▶ [What is expected]:
Return all entries precisely as they stand, without the images.
— Start of Listing —
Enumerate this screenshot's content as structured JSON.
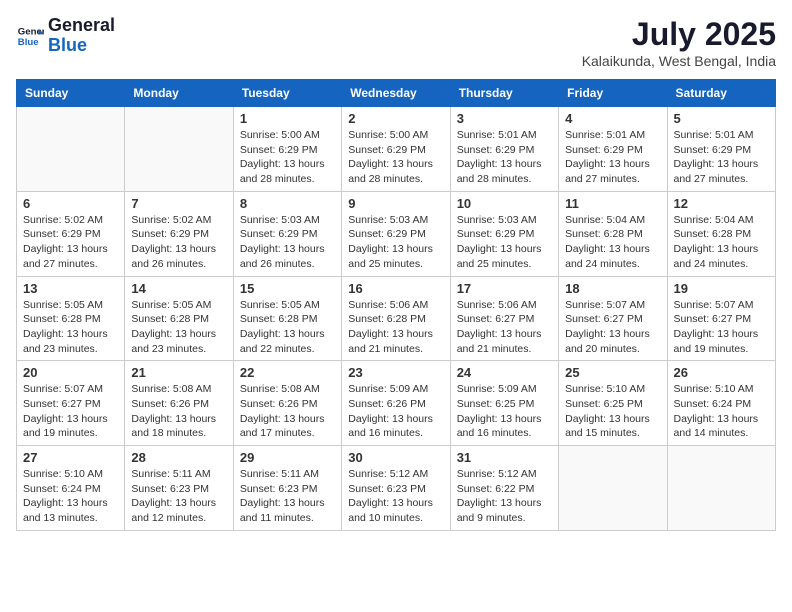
{
  "logo": {
    "line1": "General",
    "line2": "Blue"
  },
  "title": "July 2025",
  "location": "Kalaikunda, West Bengal, India",
  "headers": [
    "Sunday",
    "Monday",
    "Tuesday",
    "Wednesday",
    "Thursday",
    "Friday",
    "Saturday"
  ],
  "weeks": [
    [
      {
        "num": "",
        "detail": ""
      },
      {
        "num": "",
        "detail": ""
      },
      {
        "num": "1",
        "detail": "Sunrise: 5:00 AM\nSunset: 6:29 PM\nDaylight: 13 hours\nand 28 minutes."
      },
      {
        "num": "2",
        "detail": "Sunrise: 5:00 AM\nSunset: 6:29 PM\nDaylight: 13 hours\nand 28 minutes."
      },
      {
        "num": "3",
        "detail": "Sunrise: 5:01 AM\nSunset: 6:29 PM\nDaylight: 13 hours\nand 28 minutes."
      },
      {
        "num": "4",
        "detail": "Sunrise: 5:01 AM\nSunset: 6:29 PM\nDaylight: 13 hours\nand 27 minutes."
      },
      {
        "num": "5",
        "detail": "Sunrise: 5:01 AM\nSunset: 6:29 PM\nDaylight: 13 hours\nand 27 minutes."
      }
    ],
    [
      {
        "num": "6",
        "detail": "Sunrise: 5:02 AM\nSunset: 6:29 PM\nDaylight: 13 hours\nand 27 minutes."
      },
      {
        "num": "7",
        "detail": "Sunrise: 5:02 AM\nSunset: 6:29 PM\nDaylight: 13 hours\nand 26 minutes."
      },
      {
        "num": "8",
        "detail": "Sunrise: 5:03 AM\nSunset: 6:29 PM\nDaylight: 13 hours\nand 26 minutes."
      },
      {
        "num": "9",
        "detail": "Sunrise: 5:03 AM\nSunset: 6:29 PM\nDaylight: 13 hours\nand 25 minutes."
      },
      {
        "num": "10",
        "detail": "Sunrise: 5:03 AM\nSunset: 6:29 PM\nDaylight: 13 hours\nand 25 minutes."
      },
      {
        "num": "11",
        "detail": "Sunrise: 5:04 AM\nSunset: 6:28 PM\nDaylight: 13 hours\nand 24 minutes."
      },
      {
        "num": "12",
        "detail": "Sunrise: 5:04 AM\nSunset: 6:28 PM\nDaylight: 13 hours\nand 24 minutes."
      }
    ],
    [
      {
        "num": "13",
        "detail": "Sunrise: 5:05 AM\nSunset: 6:28 PM\nDaylight: 13 hours\nand 23 minutes."
      },
      {
        "num": "14",
        "detail": "Sunrise: 5:05 AM\nSunset: 6:28 PM\nDaylight: 13 hours\nand 23 minutes."
      },
      {
        "num": "15",
        "detail": "Sunrise: 5:05 AM\nSunset: 6:28 PM\nDaylight: 13 hours\nand 22 minutes."
      },
      {
        "num": "16",
        "detail": "Sunrise: 5:06 AM\nSunset: 6:28 PM\nDaylight: 13 hours\nand 21 minutes."
      },
      {
        "num": "17",
        "detail": "Sunrise: 5:06 AM\nSunset: 6:27 PM\nDaylight: 13 hours\nand 21 minutes."
      },
      {
        "num": "18",
        "detail": "Sunrise: 5:07 AM\nSunset: 6:27 PM\nDaylight: 13 hours\nand 20 minutes."
      },
      {
        "num": "19",
        "detail": "Sunrise: 5:07 AM\nSunset: 6:27 PM\nDaylight: 13 hours\nand 19 minutes."
      }
    ],
    [
      {
        "num": "20",
        "detail": "Sunrise: 5:07 AM\nSunset: 6:27 PM\nDaylight: 13 hours\nand 19 minutes."
      },
      {
        "num": "21",
        "detail": "Sunrise: 5:08 AM\nSunset: 6:26 PM\nDaylight: 13 hours\nand 18 minutes."
      },
      {
        "num": "22",
        "detail": "Sunrise: 5:08 AM\nSunset: 6:26 PM\nDaylight: 13 hours\nand 17 minutes."
      },
      {
        "num": "23",
        "detail": "Sunrise: 5:09 AM\nSunset: 6:26 PM\nDaylight: 13 hours\nand 16 minutes."
      },
      {
        "num": "24",
        "detail": "Sunrise: 5:09 AM\nSunset: 6:25 PM\nDaylight: 13 hours\nand 16 minutes."
      },
      {
        "num": "25",
        "detail": "Sunrise: 5:10 AM\nSunset: 6:25 PM\nDaylight: 13 hours\nand 15 minutes."
      },
      {
        "num": "26",
        "detail": "Sunrise: 5:10 AM\nSunset: 6:24 PM\nDaylight: 13 hours\nand 14 minutes."
      }
    ],
    [
      {
        "num": "27",
        "detail": "Sunrise: 5:10 AM\nSunset: 6:24 PM\nDaylight: 13 hours\nand 13 minutes."
      },
      {
        "num": "28",
        "detail": "Sunrise: 5:11 AM\nSunset: 6:23 PM\nDaylight: 13 hours\nand 12 minutes."
      },
      {
        "num": "29",
        "detail": "Sunrise: 5:11 AM\nSunset: 6:23 PM\nDaylight: 13 hours\nand 11 minutes."
      },
      {
        "num": "30",
        "detail": "Sunrise: 5:12 AM\nSunset: 6:23 PM\nDaylight: 13 hours\nand 10 minutes."
      },
      {
        "num": "31",
        "detail": "Sunrise: 5:12 AM\nSunset: 6:22 PM\nDaylight: 13 hours\nand 9 minutes."
      },
      {
        "num": "",
        "detail": ""
      },
      {
        "num": "",
        "detail": ""
      }
    ]
  ]
}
— End of Listing —
▶ [Solution]:
Enumerate this screenshot's content as structured JSON.
{
  "logo": {
    "line1": "General",
    "line2": "Blue"
  },
  "title": "July 2025",
  "location": "Kalaikunda, West Bengal, India",
  "headers": [
    "Sunday",
    "Monday",
    "Tuesday",
    "Wednesday",
    "Thursday",
    "Friday",
    "Saturday"
  ],
  "weeks": [
    [
      {
        "num": "",
        "detail": ""
      },
      {
        "num": "",
        "detail": ""
      },
      {
        "num": "1",
        "detail": "Sunrise: 5:00 AM\nSunset: 6:29 PM\nDaylight: 13 hours\nand 28 minutes."
      },
      {
        "num": "2",
        "detail": "Sunrise: 5:00 AM\nSunset: 6:29 PM\nDaylight: 13 hours\nand 28 minutes."
      },
      {
        "num": "3",
        "detail": "Sunrise: 5:01 AM\nSunset: 6:29 PM\nDaylight: 13 hours\nand 28 minutes."
      },
      {
        "num": "4",
        "detail": "Sunrise: 5:01 AM\nSunset: 6:29 PM\nDaylight: 13 hours\nand 27 minutes."
      },
      {
        "num": "5",
        "detail": "Sunrise: 5:01 AM\nSunset: 6:29 PM\nDaylight: 13 hours\nand 27 minutes."
      }
    ],
    [
      {
        "num": "6",
        "detail": "Sunrise: 5:02 AM\nSunset: 6:29 PM\nDaylight: 13 hours\nand 27 minutes."
      },
      {
        "num": "7",
        "detail": "Sunrise: 5:02 AM\nSunset: 6:29 PM\nDaylight: 13 hours\nand 26 minutes."
      },
      {
        "num": "8",
        "detail": "Sunrise: 5:03 AM\nSunset: 6:29 PM\nDaylight: 13 hours\nand 26 minutes."
      },
      {
        "num": "9",
        "detail": "Sunrise: 5:03 AM\nSunset: 6:29 PM\nDaylight: 13 hours\nand 25 minutes."
      },
      {
        "num": "10",
        "detail": "Sunrise: 5:03 AM\nSunset: 6:29 PM\nDaylight: 13 hours\nand 25 minutes."
      },
      {
        "num": "11",
        "detail": "Sunrise: 5:04 AM\nSunset: 6:28 PM\nDaylight: 13 hours\nand 24 minutes."
      },
      {
        "num": "12",
        "detail": "Sunrise: 5:04 AM\nSunset: 6:28 PM\nDaylight: 13 hours\nand 24 minutes."
      }
    ],
    [
      {
        "num": "13",
        "detail": "Sunrise: 5:05 AM\nSunset: 6:28 PM\nDaylight: 13 hours\nand 23 minutes."
      },
      {
        "num": "14",
        "detail": "Sunrise: 5:05 AM\nSunset: 6:28 PM\nDaylight: 13 hours\nand 23 minutes."
      },
      {
        "num": "15",
        "detail": "Sunrise: 5:05 AM\nSunset: 6:28 PM\nDaylight: 13 hours\nand 22 minutes."
      },
      {
        "num": "16",
        "detail": "Sunrise: 5:06 AM\nSunset: 6:28 PM\nDaylight: 13 hours\nand 21 minutes."
      },
      {
        "num": "17",
        "detail": "Sunrise: 5:06 AM\nSunset: 6:27 PM\nDaylight: 13 hours\nand 21 minutes."
      },
      {
        "num": "18",
        "detail": "Sunrise: 5:07 AM\nSunset: 6:27 PM\nDaylight: 13 hours\nand 20 minutes."
      },
      {
        "num": "19",
        "detail": "Sunrise: 5:07 AM\nSunset: 6:27 PM\nDaylight: 13 hours\nand 19 minutes."
      }
    ],
    [
      {
        "num": "20",
        "detail": "Sunrise: 5:07 AM\nSunset: 6:27 PM\nDaylight: 13 hours\nand 19 minutes."
      },
      {
        "num": "21",
        "detail": "Sunrise: 5:08 AM\nSunset: 6:26 PM\nDaylight: 13 hours\nand 18 minutes."
      },
      {
        "num": "22",
        "detail": "Sunrise: 5:08 AM\nSunset: 6:26 PM\nDaylight: 13 hours\nand 17 minutes."
      },
      {
        "num": "23",
        "detail": "Sunrise: 5:09 AM\nSunset: 6:26 PM\nDaylight: 13 hours\nand 16 minutes."
      },
      {
        "num": "24",
        "detail": "Sunrise: 5:09 AM\nSunset: 6:25 PM\nDaylight: 13 hours\nand 16 minutes."
      },
      {
        "num": "25",
        "detail": "Sunrise: 5:10 AM\nSunset: 6:25 PM\nDaylight: 13 hours\nand 15 minutes."
      },
      {
        "num": "26",
        "detail": "Sunrise: 5:10 AM\nSunset: 6:24 PM\nDaylight: 13 hours\nand 14 minutes."
      }
    ],
    [
      {
        "num": "27",
        "detail": "Sunrise: 5:10 AM\nSunset: 6:24 PM\nDaylight: 13 hours\nand 13 minutes."
      },
      {
        "num": "28",
        "detail": "Sunrise: 5:11 AM\nSunset: 6:23 PM\nDaylight: 13 hours\nand 12 minutes."
      },
      {
        "num": "29",
        "detail": "Sunrise: 5:11 AM\nSunset: 6:23 PM\nDaylight: 13 hours\nand 11 minutes."
      },
      {
        "num": "30",
        "detail": "Sunrise: 5:12 AM\nSunset: 6:23 PM\nDaylight: 13 hours\nand 10 minutes."
      },
      {
        "num": "31",
        "detail": "Sunrise: 5:12 AM\nSunset: 6:22 PM\nDaylight: 13 hours\nand 9 minutes."
      },
      {
        "num": "",
        "detail": ""
      },
      {
        "num": "",
        "detail": ""
      }
    ]
  ]
}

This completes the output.